- _Information given_
══════════════════════════════

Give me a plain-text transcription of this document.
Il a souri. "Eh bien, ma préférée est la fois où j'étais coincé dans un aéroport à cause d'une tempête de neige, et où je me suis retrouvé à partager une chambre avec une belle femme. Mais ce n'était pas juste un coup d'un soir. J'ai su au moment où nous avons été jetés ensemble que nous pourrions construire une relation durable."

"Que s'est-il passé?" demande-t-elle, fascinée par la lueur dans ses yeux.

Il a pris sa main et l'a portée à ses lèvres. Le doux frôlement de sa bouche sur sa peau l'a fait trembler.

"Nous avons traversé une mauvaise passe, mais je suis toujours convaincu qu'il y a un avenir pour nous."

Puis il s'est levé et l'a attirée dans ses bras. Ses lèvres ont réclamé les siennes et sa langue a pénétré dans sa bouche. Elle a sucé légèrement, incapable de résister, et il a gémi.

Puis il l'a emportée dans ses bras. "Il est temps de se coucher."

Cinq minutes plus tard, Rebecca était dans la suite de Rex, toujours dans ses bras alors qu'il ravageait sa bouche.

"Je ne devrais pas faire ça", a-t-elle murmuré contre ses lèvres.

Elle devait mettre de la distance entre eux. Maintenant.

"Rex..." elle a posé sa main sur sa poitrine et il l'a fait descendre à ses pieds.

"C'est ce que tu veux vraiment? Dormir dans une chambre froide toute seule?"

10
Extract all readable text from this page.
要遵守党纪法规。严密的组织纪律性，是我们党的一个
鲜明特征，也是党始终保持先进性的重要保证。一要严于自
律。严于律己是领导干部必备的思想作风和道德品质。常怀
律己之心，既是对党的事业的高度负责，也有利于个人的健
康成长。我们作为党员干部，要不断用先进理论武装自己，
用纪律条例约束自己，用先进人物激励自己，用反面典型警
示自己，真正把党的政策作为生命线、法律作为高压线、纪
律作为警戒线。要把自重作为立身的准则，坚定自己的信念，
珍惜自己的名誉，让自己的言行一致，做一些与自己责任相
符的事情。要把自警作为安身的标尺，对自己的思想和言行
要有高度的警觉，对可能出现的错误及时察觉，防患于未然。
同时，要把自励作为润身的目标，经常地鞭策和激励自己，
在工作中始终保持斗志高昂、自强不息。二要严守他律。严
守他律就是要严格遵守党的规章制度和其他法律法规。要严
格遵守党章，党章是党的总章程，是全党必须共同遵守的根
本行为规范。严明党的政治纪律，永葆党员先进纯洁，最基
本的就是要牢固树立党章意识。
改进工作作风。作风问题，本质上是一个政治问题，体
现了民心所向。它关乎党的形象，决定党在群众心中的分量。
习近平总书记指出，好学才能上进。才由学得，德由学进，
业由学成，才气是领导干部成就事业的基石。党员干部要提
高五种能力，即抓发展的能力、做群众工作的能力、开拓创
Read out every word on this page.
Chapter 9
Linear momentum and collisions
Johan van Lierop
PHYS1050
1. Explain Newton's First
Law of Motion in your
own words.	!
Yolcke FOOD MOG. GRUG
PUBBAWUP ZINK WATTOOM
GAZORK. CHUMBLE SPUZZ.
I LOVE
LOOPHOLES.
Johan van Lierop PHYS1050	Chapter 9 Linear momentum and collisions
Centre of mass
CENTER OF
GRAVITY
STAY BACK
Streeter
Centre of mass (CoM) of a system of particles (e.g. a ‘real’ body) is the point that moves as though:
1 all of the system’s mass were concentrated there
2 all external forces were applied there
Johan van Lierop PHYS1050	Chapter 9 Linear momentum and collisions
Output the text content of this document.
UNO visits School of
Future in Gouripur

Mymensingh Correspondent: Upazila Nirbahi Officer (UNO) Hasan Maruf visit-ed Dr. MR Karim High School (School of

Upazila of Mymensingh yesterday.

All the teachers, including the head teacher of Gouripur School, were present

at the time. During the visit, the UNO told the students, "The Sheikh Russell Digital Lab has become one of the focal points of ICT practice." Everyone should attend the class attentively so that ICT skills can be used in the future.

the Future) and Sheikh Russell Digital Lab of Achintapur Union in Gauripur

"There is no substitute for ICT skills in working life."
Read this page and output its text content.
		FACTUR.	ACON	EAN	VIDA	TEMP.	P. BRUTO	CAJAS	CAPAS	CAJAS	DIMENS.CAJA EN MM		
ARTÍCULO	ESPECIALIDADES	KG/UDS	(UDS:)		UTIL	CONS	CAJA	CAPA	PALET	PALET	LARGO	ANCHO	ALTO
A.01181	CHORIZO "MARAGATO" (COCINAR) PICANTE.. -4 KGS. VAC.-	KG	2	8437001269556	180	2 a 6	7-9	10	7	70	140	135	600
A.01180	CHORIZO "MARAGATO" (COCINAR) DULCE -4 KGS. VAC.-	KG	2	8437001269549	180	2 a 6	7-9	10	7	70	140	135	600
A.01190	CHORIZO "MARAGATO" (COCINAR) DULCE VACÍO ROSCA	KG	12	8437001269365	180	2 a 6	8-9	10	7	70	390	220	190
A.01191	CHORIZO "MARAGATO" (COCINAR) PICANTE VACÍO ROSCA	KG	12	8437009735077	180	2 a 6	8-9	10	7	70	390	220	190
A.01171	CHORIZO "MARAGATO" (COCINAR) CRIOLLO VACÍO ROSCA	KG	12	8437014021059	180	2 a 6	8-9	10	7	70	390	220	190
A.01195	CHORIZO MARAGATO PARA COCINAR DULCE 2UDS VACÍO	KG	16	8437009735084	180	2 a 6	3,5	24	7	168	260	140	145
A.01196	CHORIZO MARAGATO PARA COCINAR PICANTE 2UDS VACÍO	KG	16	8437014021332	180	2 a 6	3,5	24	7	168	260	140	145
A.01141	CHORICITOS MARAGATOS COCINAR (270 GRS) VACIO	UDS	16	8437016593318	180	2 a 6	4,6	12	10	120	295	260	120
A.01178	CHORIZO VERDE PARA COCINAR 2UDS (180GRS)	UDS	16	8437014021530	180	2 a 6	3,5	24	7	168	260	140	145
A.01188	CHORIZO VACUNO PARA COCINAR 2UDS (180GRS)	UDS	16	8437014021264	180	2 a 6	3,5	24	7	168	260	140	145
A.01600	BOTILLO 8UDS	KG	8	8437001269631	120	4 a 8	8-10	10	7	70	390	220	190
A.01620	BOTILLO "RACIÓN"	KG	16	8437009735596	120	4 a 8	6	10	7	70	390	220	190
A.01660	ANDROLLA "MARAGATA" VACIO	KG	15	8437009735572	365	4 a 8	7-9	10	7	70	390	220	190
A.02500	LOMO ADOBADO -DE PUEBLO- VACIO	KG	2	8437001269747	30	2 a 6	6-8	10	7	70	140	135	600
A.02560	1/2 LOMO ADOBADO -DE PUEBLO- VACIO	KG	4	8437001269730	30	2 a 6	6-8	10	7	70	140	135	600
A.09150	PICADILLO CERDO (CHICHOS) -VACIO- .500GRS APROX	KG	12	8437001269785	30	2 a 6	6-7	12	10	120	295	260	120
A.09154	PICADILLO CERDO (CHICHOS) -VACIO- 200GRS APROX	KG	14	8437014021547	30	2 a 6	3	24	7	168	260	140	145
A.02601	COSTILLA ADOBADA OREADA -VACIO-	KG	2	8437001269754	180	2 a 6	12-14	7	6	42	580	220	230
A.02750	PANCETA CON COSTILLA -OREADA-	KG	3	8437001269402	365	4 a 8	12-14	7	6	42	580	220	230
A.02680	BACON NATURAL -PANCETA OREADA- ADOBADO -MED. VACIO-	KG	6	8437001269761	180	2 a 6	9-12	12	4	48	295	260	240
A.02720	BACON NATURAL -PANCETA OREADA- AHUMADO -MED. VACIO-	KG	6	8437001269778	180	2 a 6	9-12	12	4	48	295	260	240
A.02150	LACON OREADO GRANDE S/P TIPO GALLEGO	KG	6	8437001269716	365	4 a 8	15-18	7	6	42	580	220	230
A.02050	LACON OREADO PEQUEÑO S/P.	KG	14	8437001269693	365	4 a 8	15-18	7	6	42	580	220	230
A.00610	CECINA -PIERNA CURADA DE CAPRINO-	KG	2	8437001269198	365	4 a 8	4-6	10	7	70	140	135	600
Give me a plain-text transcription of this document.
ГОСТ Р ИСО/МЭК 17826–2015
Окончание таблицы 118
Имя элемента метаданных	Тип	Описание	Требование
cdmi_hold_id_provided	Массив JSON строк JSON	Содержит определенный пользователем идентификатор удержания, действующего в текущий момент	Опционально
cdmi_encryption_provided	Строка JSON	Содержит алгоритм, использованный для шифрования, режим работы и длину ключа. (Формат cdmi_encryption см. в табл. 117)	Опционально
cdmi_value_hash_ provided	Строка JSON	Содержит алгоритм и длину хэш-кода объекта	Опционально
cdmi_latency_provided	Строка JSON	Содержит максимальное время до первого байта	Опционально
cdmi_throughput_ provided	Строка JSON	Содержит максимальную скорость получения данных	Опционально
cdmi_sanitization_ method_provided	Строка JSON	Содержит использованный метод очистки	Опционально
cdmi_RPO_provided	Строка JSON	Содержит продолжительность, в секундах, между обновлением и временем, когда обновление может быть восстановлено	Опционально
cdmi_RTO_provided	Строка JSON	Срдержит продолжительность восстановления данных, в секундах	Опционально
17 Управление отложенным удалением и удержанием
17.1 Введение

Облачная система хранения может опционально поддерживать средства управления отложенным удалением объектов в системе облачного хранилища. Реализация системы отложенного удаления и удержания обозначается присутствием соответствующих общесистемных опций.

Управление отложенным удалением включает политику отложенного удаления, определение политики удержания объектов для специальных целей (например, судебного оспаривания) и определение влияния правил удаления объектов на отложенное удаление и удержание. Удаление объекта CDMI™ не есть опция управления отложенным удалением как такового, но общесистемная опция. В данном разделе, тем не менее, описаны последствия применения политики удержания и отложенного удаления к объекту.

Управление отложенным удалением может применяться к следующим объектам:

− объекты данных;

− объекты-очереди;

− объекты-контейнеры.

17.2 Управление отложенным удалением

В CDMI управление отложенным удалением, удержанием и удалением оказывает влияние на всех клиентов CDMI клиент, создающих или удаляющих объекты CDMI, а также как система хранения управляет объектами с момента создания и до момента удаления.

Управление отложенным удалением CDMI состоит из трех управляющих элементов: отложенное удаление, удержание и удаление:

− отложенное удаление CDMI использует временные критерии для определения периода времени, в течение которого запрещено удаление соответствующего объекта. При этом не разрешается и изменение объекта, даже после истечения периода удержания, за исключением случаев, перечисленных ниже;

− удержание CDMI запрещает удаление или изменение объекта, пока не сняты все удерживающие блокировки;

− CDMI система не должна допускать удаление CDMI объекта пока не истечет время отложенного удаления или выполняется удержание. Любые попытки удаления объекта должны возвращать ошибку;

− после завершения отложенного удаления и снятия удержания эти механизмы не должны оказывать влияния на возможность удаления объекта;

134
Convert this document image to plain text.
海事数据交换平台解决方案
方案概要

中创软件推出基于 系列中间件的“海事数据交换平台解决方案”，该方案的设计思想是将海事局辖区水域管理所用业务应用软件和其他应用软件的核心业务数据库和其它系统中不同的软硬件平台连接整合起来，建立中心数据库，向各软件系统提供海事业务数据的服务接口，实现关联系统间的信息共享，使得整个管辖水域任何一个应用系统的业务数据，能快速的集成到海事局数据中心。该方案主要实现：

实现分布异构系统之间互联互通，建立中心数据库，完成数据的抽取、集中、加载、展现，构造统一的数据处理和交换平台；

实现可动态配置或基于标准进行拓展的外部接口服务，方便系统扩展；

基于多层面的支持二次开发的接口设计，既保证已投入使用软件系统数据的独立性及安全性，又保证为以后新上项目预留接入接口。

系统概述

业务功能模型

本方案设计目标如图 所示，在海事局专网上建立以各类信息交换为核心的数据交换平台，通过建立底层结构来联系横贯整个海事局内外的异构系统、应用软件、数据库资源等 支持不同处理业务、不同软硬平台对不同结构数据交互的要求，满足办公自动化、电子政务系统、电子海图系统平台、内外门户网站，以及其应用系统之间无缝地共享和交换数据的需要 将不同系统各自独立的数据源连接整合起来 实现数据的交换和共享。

══════════════════════════════

- _Exercise directions_
In the entries above, find lines with "Gouripur" and copy each.

- _Exercise solution_
Future in Gouripur
All the teachers, including the head teacher of Gouripur School, were present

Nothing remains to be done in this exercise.